— START —
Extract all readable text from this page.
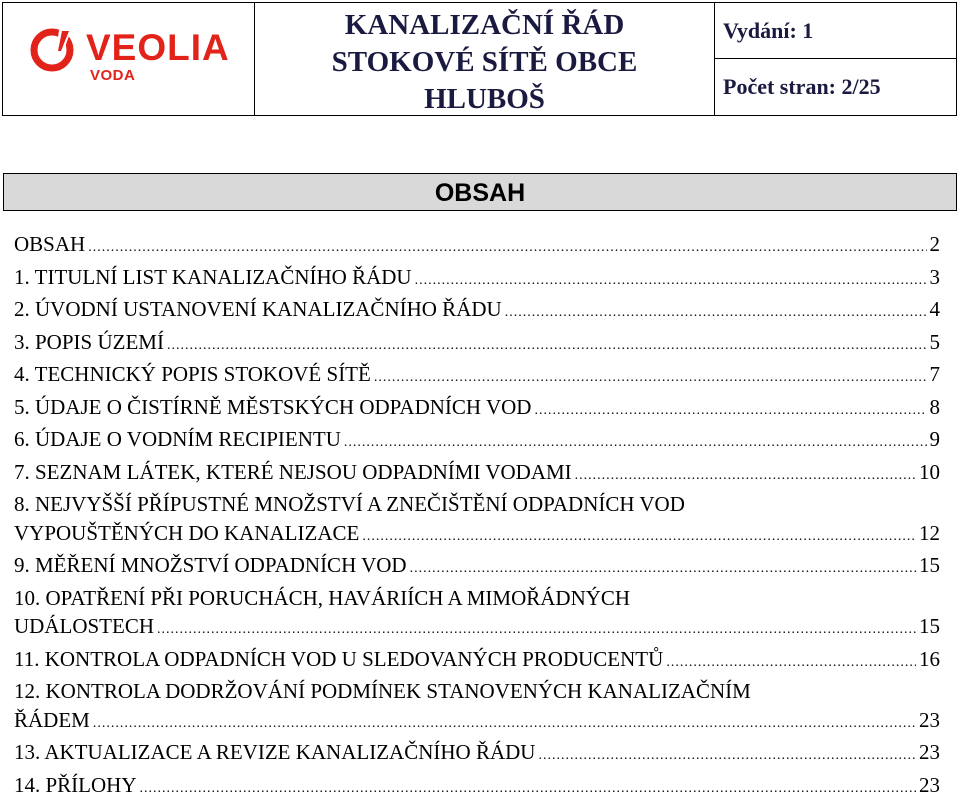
VEOLIA
VODA
KANALIZAČNÍ ŘÁD
STOKOVÉ SÍTĚ OBCE
HLUBOŠ
Vydání: 1
Počet stran: 2/25
OBSAH
OBSAH .....	2
1. TITULNÍ LIST KANALIZAČNÍHO ŘÁDU .....	3
2. ÚVODNÍ USTANOVENÍ KANALIZAČNÍHO ŘÁDU .....	4
3. POPIS ÚZEMÍ .....	5
4. TECHNICKÝ POPIS STOKOVÉ SÍTĚ .....	7
5. ÚDAJE O ČISTÍRNĚ MĚSTSKÝCH ODPADNÍCH VOD .....	8
6. ÚDAJE O VODNÍM RECIPIENTU .....	9
7. SEZNAM LÁTEK, KTERÉ NEJSOU ODPADNÍMI VODAMI .....	10
8. NEJVYŠŠÍ PŘÍPUSTNÉ MNOŽSTVÍ A ZNEČIŠTĚNÍ ODPADNÍCH VOD
VYPOUŠTĚNÝCH DO KANALIZACE .....	12
9. MĚŘENÍ MNOŽSTVÍ ODPADNÍCH VOD .....	15
10. OPATŘENÍ PŘI PORUCHÁCH, HAVÁRIÍCH A MIMOŘÁDNÝCH
UDÁLOSTECH .....	15
11. KONTROLA ODPADNÍCH VOD U SLEDOVANÝCH PRODUCENTŮ .....	16
12. KONTROLA DODRŽOVÁNÍ PODMÍNEK STANOVENÝCH KANALIZAČNÍM
ŘÁDEM .....	23
13. AKTUALIZACE A REVIZE KANALIZAČNÍHO ŘÁDU .....	23
14. PŘÍLOHY .....	23
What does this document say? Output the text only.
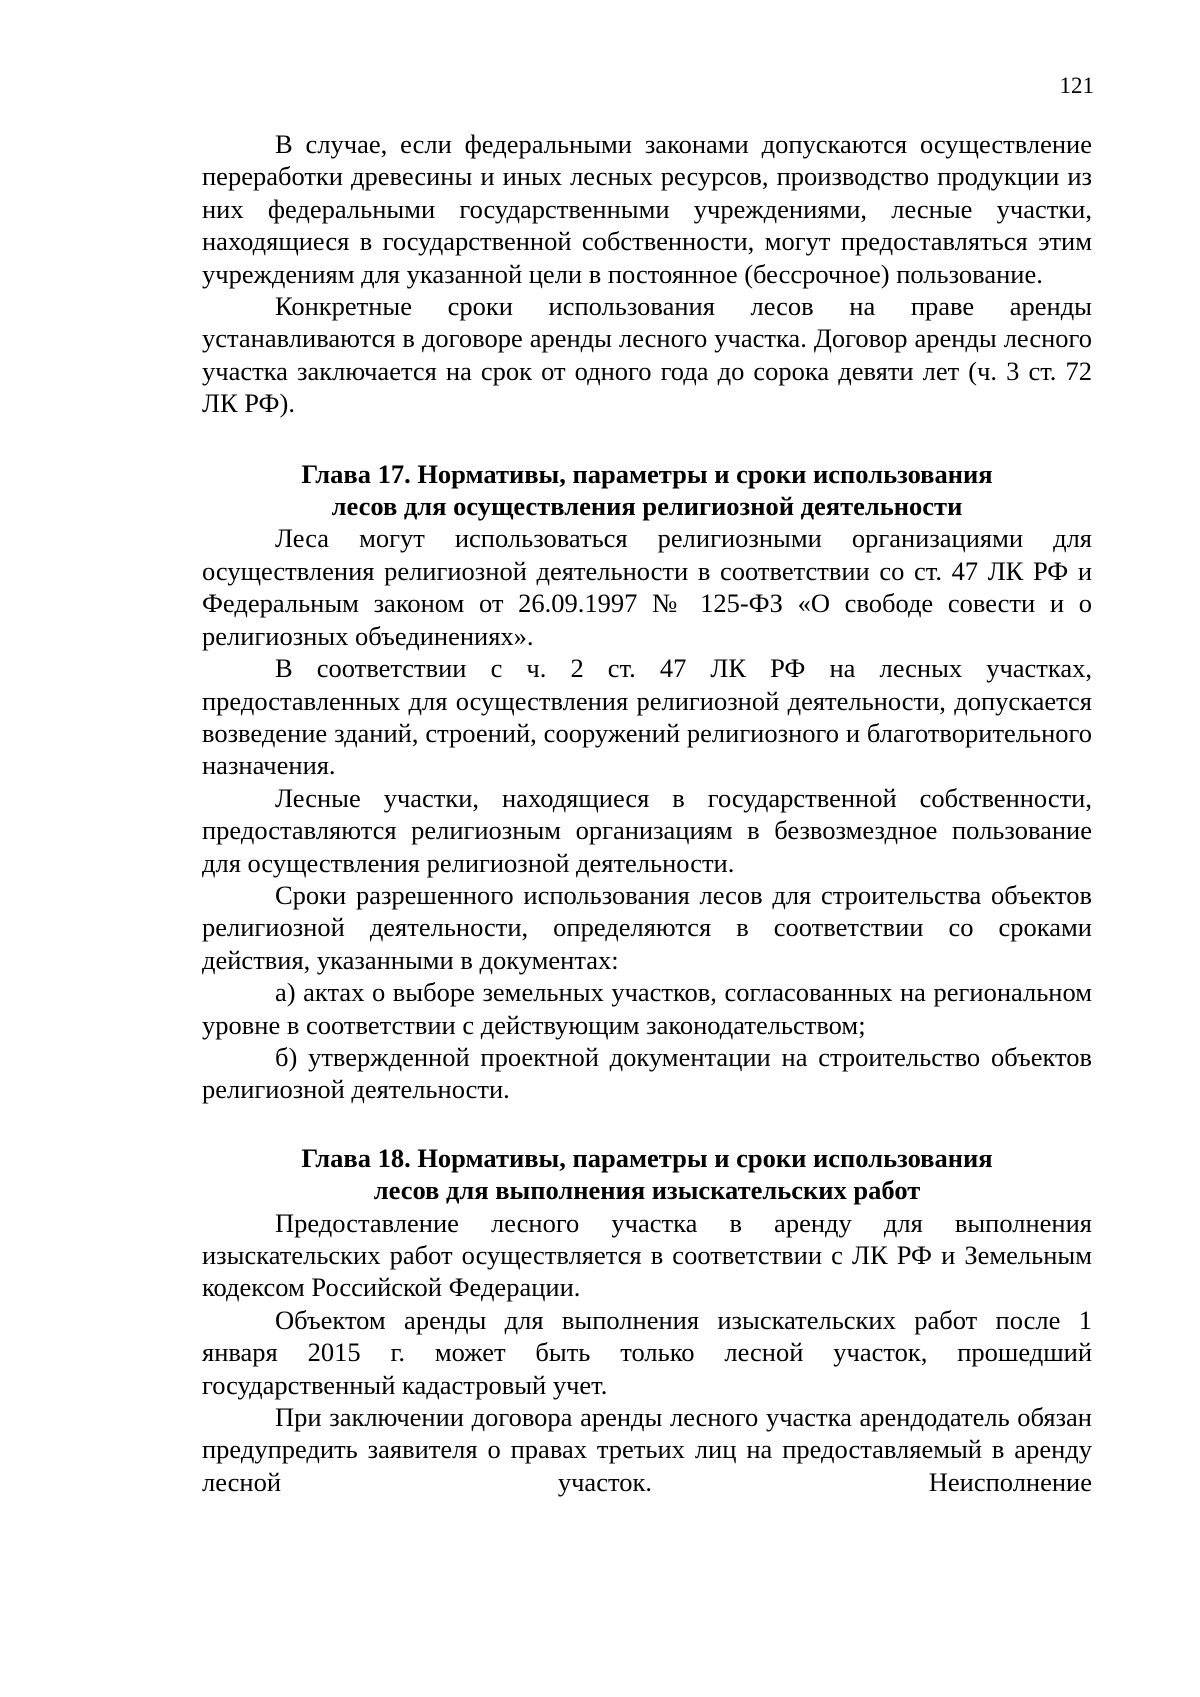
121

В случае, если федеральными законами допускаются осуществление переработки древесины и иных лесных ресурсов, производство продукции из них федеральными государственными учреждениями, лесные участки, находящиеся в государственной собственности, могут предоставляться этим учреждениям для указанной цели в постоянное (бессрочное) пользование.

Конкретные сроки использования лесов на праве аренды устанавливаются в договоре аренды лесного участка. Договор аренды лесного участка заключается на срок от одного года до сорока девяти лет (ч. 3 ст. 72 ЛК РФ).

Глава 17. Нормативы, параметры и сроки использования
лесов для осуществления религиозной деятельности

Леса могут использоваться религиозными организациями для осуществления религиозной деятельности в соответствии со ст. 47 ЛК РФ и Федеральным законом от 26.09.1997 № 125-ФЗ «О свободе совести и о религиозных объединениях».

В соответствии с ч. 2 ст. 47 ЛК РФ на лесных участках, предоставленных для осуществления религиозной деятельности, допускается возведение зданий, строений, сооружений религиозного и благотворительного назначения.

Лесные участки, находящиеся в государственной собственности, предоставляются религиозным организациям в безвозмездное пользование для осуществления религиозной деятельности.

Сроки разрешенного использования лесов для строительства объектов религиозной деятельности, определяются в соответствии со сроками действия, указанными в документах:

а) актах о выборе земельных участков, согласованных на региональном уровне в соответствии с действующим законодательством;

б) утвержденной проектной документации на строительство объектов религиозной деятельности.

Глава 18. Нормативы, параметры и сроки использования
лесов для выполнения изыскательских работ

Предоставление лесного участка в аренду для выполнения изыскательских работ осуществляется в соответствии с ЛК РФ и Земельным кодексом Российской Федерации.

Объектом аренды для выполнения изыскательских работ после 1 января 2015 г. может быть только лесной участок, прошедший государственный кадастровый учет.

При заключении договора аренды лесного участка арендодатель обязан предупредить заявителя о правах третьих лиц на предоставляемый в аренду лесной участок. Неисполнение
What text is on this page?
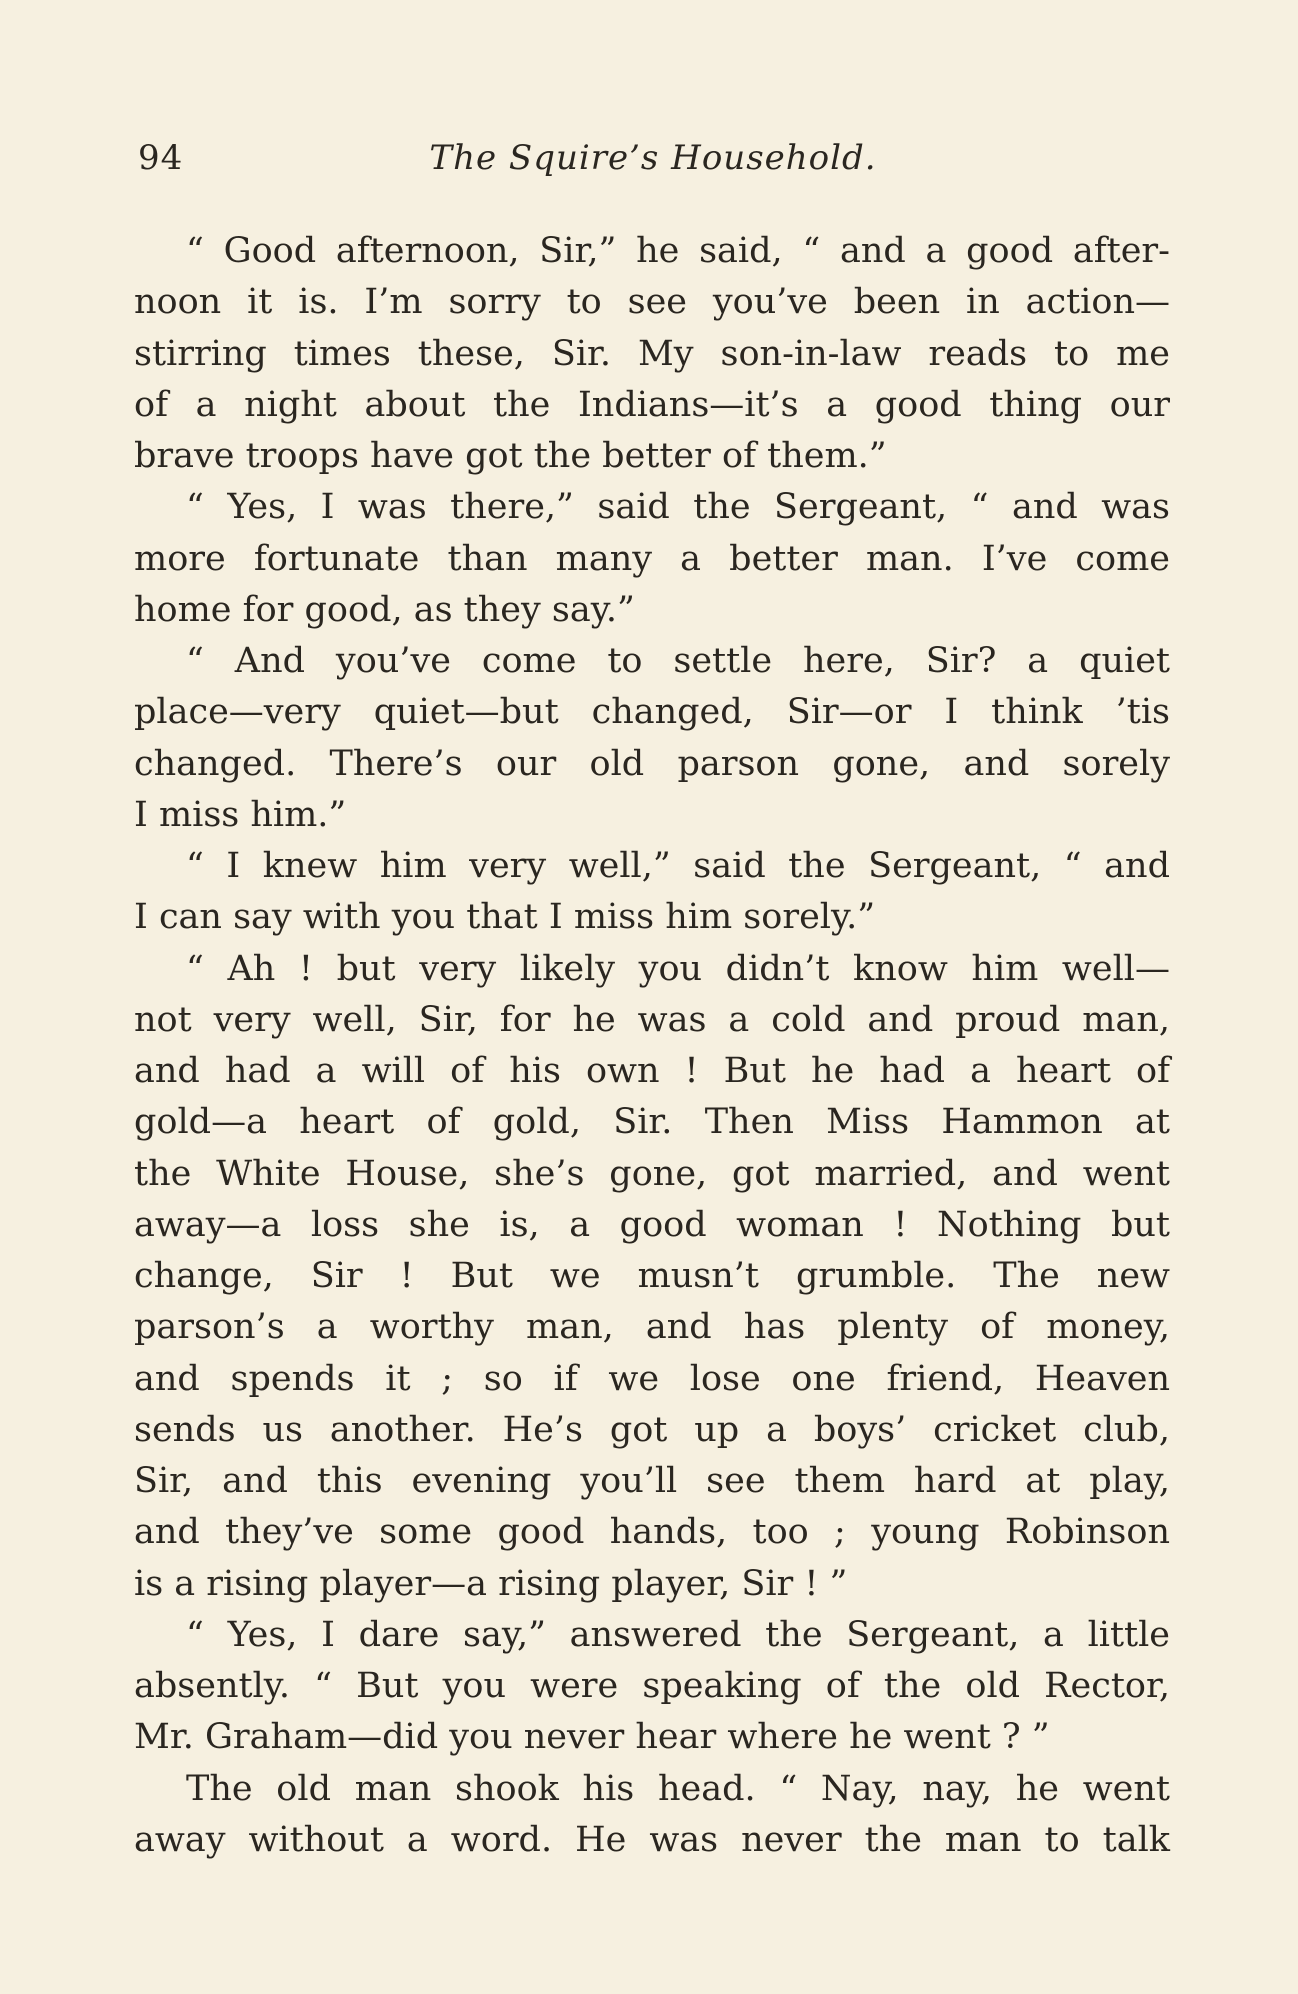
94	The Squire’s Household.
“ Good afternoon, Sir,” he said, “ and a good after-
noon it is. I’m sorry to see you’ve been in action—
stirring times these, Sir. My son-in-law reads to me
of a night about the Indians—it’s a good thing our
brave troops have got the better of them.”
“ Yes, I was there,” said the Sergeant, “ and was
more fortunate than many a better man. I’ve come
home for good, as they say.”
“ And you’ve come to settle here, Sir? a quiet
place—very quiet—but changed, Sir—or I think ’tis
changed. There’s our old parson gone, and sorely
I miss him.”
“ I knew him very well,” said the Sergeant, “ and
I can say with you that I miss him sorely.”
“ Ah ! but very likely you didn’t know him well—
not very well, Sir, for he was a cold and proud man,
and had a will of his own ! But he had a heart of
gold—a heart of gold, Sir. Then Miss Hammon at
the White House, she’s gone, got married, and went
away—a loss she is, a good woman ! Nothing but
change, Sir ! But we musn’t grumble. The new
parson’s a worthy man, and has plenty of money,
and spends it ; so if we lose one friend, Heaven
sends us another. He’s got up a boys’ cricket club,
Sir, and this evening you’ll see them hard at play,
and they’ve some good hands, too ; young Robinson
is a rising player—a rising player, Sir ! ”
“ Yes, I dare say,” answered the Sergeant, a little
absently. “ But you were speaking of the old Rector,
Mr. Graham—did you never hear where he went ? ”
The old man shook his head. “ Nay, nay, he went
away without a word. He was never the man to talk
— END —
[Work to be completed]:
From the data above, copy each line where the string "quiet" appears.

[Full solution]:
“ And you’ve come to settle here, Sir? a quiet
place—very quiet—but changed, Sir—or I think ’tis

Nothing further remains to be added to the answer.